● WORK INSTRUCTIONS: Present the following entries again, word for word and in full.

--- Start of DATASET EXTRACT ---

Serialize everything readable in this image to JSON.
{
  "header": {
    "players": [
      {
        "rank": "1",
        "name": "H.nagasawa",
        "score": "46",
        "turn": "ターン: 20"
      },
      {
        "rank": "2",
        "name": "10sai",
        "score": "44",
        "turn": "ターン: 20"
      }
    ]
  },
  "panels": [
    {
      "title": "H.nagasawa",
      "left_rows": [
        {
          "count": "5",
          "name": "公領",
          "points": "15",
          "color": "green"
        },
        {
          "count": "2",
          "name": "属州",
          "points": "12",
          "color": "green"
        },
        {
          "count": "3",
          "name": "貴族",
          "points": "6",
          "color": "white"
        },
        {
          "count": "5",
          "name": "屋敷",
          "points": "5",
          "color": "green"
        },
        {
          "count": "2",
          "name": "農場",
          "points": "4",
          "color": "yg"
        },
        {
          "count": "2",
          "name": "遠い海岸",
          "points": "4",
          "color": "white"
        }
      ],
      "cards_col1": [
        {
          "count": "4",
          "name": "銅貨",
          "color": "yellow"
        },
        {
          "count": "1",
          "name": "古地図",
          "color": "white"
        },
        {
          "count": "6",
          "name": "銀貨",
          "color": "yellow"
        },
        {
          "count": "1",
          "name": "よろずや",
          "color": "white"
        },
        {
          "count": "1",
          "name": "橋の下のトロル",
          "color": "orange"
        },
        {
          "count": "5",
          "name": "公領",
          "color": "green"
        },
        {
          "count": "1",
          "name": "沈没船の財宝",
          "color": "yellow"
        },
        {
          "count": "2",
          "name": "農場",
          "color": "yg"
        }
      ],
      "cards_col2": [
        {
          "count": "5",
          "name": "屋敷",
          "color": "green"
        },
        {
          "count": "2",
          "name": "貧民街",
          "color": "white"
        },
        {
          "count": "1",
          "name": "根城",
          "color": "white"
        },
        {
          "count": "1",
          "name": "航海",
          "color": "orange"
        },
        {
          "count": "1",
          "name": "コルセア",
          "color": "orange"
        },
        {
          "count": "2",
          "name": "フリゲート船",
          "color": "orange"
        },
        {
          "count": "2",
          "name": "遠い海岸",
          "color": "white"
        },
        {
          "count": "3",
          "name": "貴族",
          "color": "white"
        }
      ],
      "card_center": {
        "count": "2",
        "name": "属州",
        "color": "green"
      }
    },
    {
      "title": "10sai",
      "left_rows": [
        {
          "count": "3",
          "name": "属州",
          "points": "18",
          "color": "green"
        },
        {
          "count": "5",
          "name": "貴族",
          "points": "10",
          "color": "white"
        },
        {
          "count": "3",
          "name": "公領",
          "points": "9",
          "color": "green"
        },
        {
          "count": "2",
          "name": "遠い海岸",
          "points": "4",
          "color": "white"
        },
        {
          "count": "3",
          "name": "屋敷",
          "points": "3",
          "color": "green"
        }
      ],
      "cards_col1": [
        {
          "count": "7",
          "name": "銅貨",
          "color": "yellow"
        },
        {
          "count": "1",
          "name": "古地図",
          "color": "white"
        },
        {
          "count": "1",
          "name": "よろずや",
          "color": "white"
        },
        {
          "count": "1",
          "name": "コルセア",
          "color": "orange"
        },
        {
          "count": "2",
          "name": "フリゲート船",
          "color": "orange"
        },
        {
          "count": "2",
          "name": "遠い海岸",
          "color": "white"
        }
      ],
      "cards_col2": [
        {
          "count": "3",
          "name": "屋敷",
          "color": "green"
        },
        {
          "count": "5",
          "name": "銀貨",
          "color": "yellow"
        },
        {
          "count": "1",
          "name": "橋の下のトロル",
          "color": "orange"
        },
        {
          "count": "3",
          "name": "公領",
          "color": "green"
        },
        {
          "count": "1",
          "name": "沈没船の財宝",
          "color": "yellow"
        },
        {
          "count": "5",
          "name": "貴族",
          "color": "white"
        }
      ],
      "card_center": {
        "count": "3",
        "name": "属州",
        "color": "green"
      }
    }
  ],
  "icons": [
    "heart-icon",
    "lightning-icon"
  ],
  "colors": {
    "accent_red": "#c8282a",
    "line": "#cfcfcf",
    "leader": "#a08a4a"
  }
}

--- End of DATASET EXTRACT ---

● ANSWER TO THIS TASK:
Serialize everything readable in this image to JSON.
{
  "header": {
    "players": [
      {
        "rank": "1",
        "name": "H.nagasawa",
        "score": "46",
        "turn": "ターン: 20"
      },
      {
        "rank": "2",
        "name": "10sai",
        "score": "44",
        "turn": "ターン: 20"
      }
    ]
  },
  "panels": [
    {
      "title": "H.nagasawa",
      "left_rows": [
        {
          "count": "5",
          "name": "公領",
          "points": "15",
          "color": "green"
        },
        {
          "count": "2",
          "name": "属州",
          "points": "12",
          "color": "green"
        },
        {
          "count": "3",
          "name": "貴族",
          "points": "6",
          "color": "white"
        },
        {
          "count": "5",
          "name": "屋敷",
          "points": "5",
          "color": "green"
        },
        {
          "count": "2",
          "name": "農場",
          "points": "4",
          "color": "yg"
        },
        {
          "count": "2",
          "name": "遠い海岸",
          "points": "4",
          "color": "white"
        }
      ],
      "cards_col1": [
        {
          "count": "4",
          "name": "銅貨",
          "color": "yellow"
        },
        {
          "count": "1",
          "name": "古地図",
          "color": "white"
        },
        {
          "count": "6",
          "name": "銀貨",
          "color": "yellow"
        },
        {
          "count": "1",
          "name": "よろずや",
          "color": "white"
        },
        {
          "count": "1",
          "name": "橋の下のトロル",
          "color": "orange"
        },
        {
          "count": "5",
          "name": "公領",
          "color": "green"
        },
        {
          "count": "1",
          "name": "沈没船の財宝",
          "color": "yellow"
        },
        {
          "count": "2",
          "name": "農場",
          "color": "yg"
        }
      ],
      "cards_col2": [
        {
          "count": "5",
          "name": "屋敷",
          "color": "green"
        },
        {
          "count": "2",
          "name": "貧民街",
          "color": "white"
        },
        {
          "count": "1",
          "name": "根城",
          "color": "white"
        },
        {
          "count": "1",
          "name": "航海",
          "color": "orange"
        },
        {
          "count": "1",
          "name": "コルセア",
          "color": "orange"
        },
        {
          "count": "2",
          "name": "フリゲート船",
          "color": "orange"
        },
        {
          "count": "2",
          "name": "遠い海岸",
          "color": "white"
        },
        {
          "count": "3",
          "name": "貴族",
          "color": "white"
        }
      ],
      "card_center": {
        "count": "2",
        "name": "属州",
        "color": "green"
      }
    },
    {
      "title": "10sai",
      "left_rows": [
        {
          "count": "3",
          "name": "属州",
          "points": "18",
          "color": "green"
        },
        {
          "count": "5",
          "name": "貴族",
          "points": "10",
          "color": "white"
        },
        {
          "count": "3",
          "name": "公領",
          "points": "9",
          "color": "green"
        },
        {
          "count": "2",
          "name": "遠い海岸",
          "points": "4",
          "color": "white"
        },
        {
          "count": "3",
          "name": "屋敷",
          "points": "3",
          "color": "green"
        }
      ],
      "cards_col1": [
        {
          "count": "7",
          "name": "銅貨",
          "color": "yellow"
        },
        {
          "count": "1",
          "name": "古地図",
          "color": "white"
        },
        {
          "count": "1",
          "name": "よろずや",
          "color": "white"
        },
        {
          "count": "1",
          "name": "コルセア",
          "color": "orange"
        },
        {
          "count": "2",
          "name": "フリゲート船",
          "color": "orange"
        },
        {
          "count": "2",
          "name": "遠い海岸",
          "color": "white"
        }
      ],
      "cards_col2": [
        {
          "count": "3",
          "name": "屋敷",
          "color": "green"
        },
        {
          "count": "5",
          "name": "銀貨",
          "color": "yellow"
        },
        {
          "count": "1",
          "name": "橋の下のトロル",
          "color": "orange"
        },
        {
          "count": "3",
          "name": "公領",
          "color": "green"
        },
        {
          "count": "1",
          "name": "沈没船の財宝",
          "color": "yellow"
        },
        {
          "count": "5",
          "name": "貴族",
          "color": "white"
        }
      ],
      "card_center": {
        "count": "3",
        "name": "属州",
        "color": "green"
      }
    }
  ],
  "icons": [
    "heart-icon",
    "lightning-icon"
  ],
  "colors": {
    "accent_red": "#c8282a",
    "line": "#cfcfcf",
    "leader": "#a08a4a"
  }
}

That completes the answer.